→ Stated problem
Repeat the listing below in full, exactly as it stands.

(Extracted data entries)

--------------------

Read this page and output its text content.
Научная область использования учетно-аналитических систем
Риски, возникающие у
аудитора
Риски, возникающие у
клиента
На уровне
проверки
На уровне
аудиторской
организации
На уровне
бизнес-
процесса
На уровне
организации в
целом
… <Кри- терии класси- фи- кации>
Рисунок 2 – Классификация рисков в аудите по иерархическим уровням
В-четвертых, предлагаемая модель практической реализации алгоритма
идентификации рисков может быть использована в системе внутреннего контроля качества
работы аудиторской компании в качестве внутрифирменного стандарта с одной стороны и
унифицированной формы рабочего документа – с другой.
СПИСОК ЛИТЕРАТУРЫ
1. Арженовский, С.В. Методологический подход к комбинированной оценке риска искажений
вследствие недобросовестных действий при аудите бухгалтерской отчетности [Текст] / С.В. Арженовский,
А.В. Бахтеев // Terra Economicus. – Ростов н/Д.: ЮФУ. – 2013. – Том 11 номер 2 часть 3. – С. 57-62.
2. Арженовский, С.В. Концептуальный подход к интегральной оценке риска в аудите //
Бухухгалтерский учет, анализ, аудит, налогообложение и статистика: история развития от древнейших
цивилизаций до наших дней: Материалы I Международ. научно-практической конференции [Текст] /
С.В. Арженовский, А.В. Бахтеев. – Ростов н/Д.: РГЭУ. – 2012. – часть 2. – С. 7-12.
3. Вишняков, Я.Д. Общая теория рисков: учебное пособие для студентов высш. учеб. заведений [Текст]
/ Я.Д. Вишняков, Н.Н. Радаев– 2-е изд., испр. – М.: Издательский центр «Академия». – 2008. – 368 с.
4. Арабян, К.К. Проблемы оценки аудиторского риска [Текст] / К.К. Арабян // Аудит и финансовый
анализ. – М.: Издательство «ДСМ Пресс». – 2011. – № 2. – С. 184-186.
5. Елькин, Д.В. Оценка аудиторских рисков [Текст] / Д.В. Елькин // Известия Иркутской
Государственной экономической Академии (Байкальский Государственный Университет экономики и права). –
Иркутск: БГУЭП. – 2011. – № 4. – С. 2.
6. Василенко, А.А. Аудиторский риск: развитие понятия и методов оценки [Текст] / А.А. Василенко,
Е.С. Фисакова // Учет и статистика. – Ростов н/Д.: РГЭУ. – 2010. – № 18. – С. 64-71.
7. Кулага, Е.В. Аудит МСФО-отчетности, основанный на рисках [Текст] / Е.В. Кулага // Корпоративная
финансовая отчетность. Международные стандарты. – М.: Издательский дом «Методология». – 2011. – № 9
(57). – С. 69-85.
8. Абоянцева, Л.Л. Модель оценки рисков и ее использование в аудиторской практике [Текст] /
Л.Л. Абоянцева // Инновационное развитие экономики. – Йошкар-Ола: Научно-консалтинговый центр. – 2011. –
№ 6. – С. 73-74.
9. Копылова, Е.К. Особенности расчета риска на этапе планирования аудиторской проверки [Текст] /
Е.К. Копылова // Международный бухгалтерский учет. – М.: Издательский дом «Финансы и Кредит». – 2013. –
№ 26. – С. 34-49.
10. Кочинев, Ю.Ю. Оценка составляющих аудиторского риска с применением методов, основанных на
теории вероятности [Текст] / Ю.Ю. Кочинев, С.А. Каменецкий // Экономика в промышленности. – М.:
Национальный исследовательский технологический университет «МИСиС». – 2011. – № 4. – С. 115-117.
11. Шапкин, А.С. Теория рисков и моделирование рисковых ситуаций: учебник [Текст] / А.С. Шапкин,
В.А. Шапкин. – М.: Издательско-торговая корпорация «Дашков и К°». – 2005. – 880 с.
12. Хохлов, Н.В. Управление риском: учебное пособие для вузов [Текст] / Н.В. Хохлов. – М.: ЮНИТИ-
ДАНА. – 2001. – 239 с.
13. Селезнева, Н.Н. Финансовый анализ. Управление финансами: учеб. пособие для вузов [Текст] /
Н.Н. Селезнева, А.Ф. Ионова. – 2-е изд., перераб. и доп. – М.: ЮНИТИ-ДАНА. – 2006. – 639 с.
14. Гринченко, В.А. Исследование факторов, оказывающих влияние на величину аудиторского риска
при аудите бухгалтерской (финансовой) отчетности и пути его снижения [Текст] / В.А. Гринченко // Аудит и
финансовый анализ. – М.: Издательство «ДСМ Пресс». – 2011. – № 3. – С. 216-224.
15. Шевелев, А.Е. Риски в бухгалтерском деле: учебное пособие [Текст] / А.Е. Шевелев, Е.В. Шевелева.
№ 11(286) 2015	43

--------------------

→ Task result
Read this page and output its text content.
Научная область использования учетно-аналитических систем
Риски, возникающие у
аудитора
Риски, возникающие у
клиента
На уровне
проверки
На уровне
аудиторской
организации
На уровне
бизнес-
процесса
На уровне
организации в
целом
… <Кри- терии класси- фи- кации>
Рисунок 2 – Классификация рисков в аудите по иерархическим уровням
В-четвертых, предлагаемая модель практической реализации алгоритма
идентификации рисков может быть использована в системе внутреннего контроля качества
работы аудиторской компании в качестве внутрифирменного стандарта с одной стороны и
унифицированной формы рабочего документа – с другой.
СПИСОК ЛИТЕРАТУРЫ
1. Арженовский, С.В. Методологический подход к комбинированной оценке риска искажений
вследствие недобросовестных действий при аудите бухгалтерской отчетности [Текст] / С.В. Арженовский,
А.В. Бахтеев // Terra Economicus. – Ростов н/Д.: ЮФУ. – 2013. – Том 11 номер 2 часть 3. – С. 57-62.
2. Арженовский, С.В. Концептуальный подход к интегральной оценке риска в аудите //
Бухухгалтерский учет, анализ, аудит, налогообложение и статистика: история развития от древнейших
цивилизаций до наших дней: Материалы I Международ. научно-практической конференции [Текст] /
С.В. Арженовский, А.В. Бахтеев. – Ростов н/Д.: РГЭУ. – 2012. – часть 2. – С. 7-12.
3. Вишняков, Я.Д. Общая теория рисков: учебное пособие для студентов высш. учеб. заведений [Текст]
/ Я.Д. Вишняков, Н.Н. Радаев– 2-е изд., испр. – М.: Издательский центр «Академия». – 2008. – 368 с.
4. Арабян, К.К. Проблемы оценки аудиторского риска [Текст] / К.К. Арабян // Аудит и финансовый
анализ. – М.: Издательство «ДСМ Пресс». – 2011. – № 2. – С. 184-186.
5. Елькин, Д.В. Оценка аудиторских рисков [Текст] / Д.В. Елькин // Известия Иркутской
Государственной экономической Академии (Байкальский Государственный Университет экономики и права). –
Иркутск: БГУЭП. – 2011. – № 4. – С. 2.
6. Василенко, А.А. Аудиторский риск: развитие понятия и методов оценки [Текст] / А.А. Василенко,
Е.С. Фисакова // Учет и статистика. – Ростов н/Д.: РГЭУ. – 2010. – № 18. – С. 64-71.
7. Кулага, Е.В. Аудит МСФО-отчетности, основанный на рисках [Текст] / Е.В. Кулага // Корпоративная
финансовая отчетность. Международные стандарты. – М.: Издательский дом «Методология». – 2011. – № 9
(57). – С. 69-85.
8. Абоянцева, Л.Л. Модель оценки рисков и ее использование в аудиторской практике [Текст] /
Л.Л. Абоянцева // Инновационное развитие экономики. – Йошкар-Ола: Научно-консалтинговый центр. – 2011. –
№ 6. – С. 73-74.
9. Копылова, Е.К. Особенности расчета риска на этапе планирования аудиторской проверки [Текст] /
Е.К. Копылова // Международный бухгалтерский учет. – М.: Издательский дом «Финансы и Кредит». – 2013. –
№ 26. – С. 34-49.
10. Кочинев, Ю.Ю. Оценка составляющих аудиторского риска с применением методов, основанных на
теории вероятности [Текст] / Ю.Ю. Кочинев, С.А. Каменецкий // Экономика в промышленности. – М.:
Национальный исследовательский технологический университет «МИСиС». – 2011. – № 4. – С. 115-117.
11. Шапкин, А.С. Теория рисков и моделирование рисковых ситуаций: учебник [Текст] / А.С. Шапкин,
В.А. Шапкин. – М.: Издательско-торговая корпорация «Дашков и К°». – 2005. – 880 с.
12. Хохлов, Н.В. Управление риском: учебное пособие для вузов [Текст] / Н.В. Хохлов. – М.: ЮНИТИ-
ДАНА. – 2001. – 239 с.
13. Селезнева, Н.Н. Финансовый анализ. Управление финансами: учеб. пособие для вузов [Текст] /
Н.Н. Селезнева, А.Ф. Ионова. – 2-е изд., перераб. и доп. – М.: ЮНИТИ-ДАНА. – 2006. – 639 с.
14. Гринченко, В.А. Исследование факторов, оказывающих влияние на величину аудиторского риска
при аудите бухгалтерской (финансовой) отчетности и пути его снижения [Текст] / В.А. Гринченко // Аудит и
финансовый анализ. – М.: Издательство «ДСМ Пресс». – 2011. – № 3. – С. 216-224.
15. Шевелев, А.Е. Риски в бухгалтерском деле: учебное пособие [Текст] / А.Е. Шевелев, Е.В. Шевелева.
№ 11(286) 2015	43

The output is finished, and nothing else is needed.